--- Exercise instructions ---
Scan each line of the records for the word "сжиженного" and extract the ones that have it.

** begin **

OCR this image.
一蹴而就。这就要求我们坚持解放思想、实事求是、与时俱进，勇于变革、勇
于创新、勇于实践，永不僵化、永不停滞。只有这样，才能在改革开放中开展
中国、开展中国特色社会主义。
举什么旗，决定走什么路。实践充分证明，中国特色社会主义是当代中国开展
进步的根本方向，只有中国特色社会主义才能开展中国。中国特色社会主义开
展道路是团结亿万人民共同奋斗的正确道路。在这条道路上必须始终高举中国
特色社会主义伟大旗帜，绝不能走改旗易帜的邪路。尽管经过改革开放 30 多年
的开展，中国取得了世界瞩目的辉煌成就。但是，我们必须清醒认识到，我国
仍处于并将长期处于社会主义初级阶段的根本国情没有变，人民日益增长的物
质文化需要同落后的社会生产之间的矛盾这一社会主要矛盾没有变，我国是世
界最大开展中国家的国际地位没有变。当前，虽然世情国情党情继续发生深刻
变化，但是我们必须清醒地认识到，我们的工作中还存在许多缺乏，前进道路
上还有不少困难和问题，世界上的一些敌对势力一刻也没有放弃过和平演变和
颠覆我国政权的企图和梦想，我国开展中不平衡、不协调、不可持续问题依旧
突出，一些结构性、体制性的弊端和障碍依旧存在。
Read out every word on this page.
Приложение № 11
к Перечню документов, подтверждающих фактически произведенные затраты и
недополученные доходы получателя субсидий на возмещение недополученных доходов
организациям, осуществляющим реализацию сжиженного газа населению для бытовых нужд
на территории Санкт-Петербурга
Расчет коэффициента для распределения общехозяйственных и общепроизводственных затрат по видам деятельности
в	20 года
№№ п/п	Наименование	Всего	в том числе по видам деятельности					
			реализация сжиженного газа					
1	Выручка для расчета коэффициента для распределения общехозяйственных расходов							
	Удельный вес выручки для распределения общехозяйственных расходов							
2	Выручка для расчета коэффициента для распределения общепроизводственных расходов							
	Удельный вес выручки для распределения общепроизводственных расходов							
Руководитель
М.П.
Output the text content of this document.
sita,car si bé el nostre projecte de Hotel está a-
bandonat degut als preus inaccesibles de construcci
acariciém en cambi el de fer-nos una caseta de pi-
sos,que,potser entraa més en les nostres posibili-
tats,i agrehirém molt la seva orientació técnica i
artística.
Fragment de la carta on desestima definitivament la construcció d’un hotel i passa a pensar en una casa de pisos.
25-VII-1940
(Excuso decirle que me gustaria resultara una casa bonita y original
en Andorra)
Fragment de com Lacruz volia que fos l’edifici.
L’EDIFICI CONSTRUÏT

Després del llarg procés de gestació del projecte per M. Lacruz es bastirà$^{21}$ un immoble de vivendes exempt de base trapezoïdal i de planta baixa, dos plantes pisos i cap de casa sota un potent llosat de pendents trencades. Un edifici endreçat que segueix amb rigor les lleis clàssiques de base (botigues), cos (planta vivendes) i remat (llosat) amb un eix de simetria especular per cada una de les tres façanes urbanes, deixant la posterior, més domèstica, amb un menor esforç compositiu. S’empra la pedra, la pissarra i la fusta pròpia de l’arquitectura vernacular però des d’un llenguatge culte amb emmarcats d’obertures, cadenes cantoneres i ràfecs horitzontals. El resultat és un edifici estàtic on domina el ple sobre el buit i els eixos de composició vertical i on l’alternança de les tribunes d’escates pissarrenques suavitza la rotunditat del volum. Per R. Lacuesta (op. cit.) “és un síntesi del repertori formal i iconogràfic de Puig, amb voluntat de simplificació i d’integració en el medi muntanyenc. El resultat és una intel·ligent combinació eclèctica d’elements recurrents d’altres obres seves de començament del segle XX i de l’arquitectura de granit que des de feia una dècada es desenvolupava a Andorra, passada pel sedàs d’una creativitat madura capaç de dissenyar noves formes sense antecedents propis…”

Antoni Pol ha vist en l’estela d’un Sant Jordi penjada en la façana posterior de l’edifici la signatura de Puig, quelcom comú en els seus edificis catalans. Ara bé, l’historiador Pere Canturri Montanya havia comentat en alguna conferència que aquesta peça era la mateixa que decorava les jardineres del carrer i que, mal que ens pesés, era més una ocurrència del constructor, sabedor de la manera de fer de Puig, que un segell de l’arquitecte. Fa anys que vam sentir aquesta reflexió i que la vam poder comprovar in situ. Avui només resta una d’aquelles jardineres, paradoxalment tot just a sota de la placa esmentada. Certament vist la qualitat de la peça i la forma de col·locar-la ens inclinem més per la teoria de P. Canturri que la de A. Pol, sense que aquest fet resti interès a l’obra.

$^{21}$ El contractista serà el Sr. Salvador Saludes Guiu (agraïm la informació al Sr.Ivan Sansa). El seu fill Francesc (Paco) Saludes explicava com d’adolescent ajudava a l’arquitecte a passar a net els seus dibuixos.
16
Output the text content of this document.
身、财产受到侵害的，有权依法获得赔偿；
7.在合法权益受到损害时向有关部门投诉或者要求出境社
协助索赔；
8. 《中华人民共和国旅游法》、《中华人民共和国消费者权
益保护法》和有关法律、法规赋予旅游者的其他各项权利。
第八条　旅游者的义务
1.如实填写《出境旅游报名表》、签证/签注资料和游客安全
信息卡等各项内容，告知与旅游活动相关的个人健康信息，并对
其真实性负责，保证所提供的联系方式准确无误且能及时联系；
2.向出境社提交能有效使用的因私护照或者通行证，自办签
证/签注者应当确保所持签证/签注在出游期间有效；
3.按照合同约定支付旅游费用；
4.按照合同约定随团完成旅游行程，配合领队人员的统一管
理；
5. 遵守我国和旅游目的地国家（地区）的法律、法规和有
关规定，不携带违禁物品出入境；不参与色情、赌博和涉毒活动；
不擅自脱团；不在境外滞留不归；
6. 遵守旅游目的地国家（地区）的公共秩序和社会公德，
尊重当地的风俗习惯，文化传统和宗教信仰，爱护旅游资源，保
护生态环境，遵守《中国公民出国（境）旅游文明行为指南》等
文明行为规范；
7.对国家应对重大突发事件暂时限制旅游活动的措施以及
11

** end **

--- Response to the exercise ---
организациям, осуществляющим реализацию сжиженного газа населению для бытовых нужд
			реализация сжиженного газа					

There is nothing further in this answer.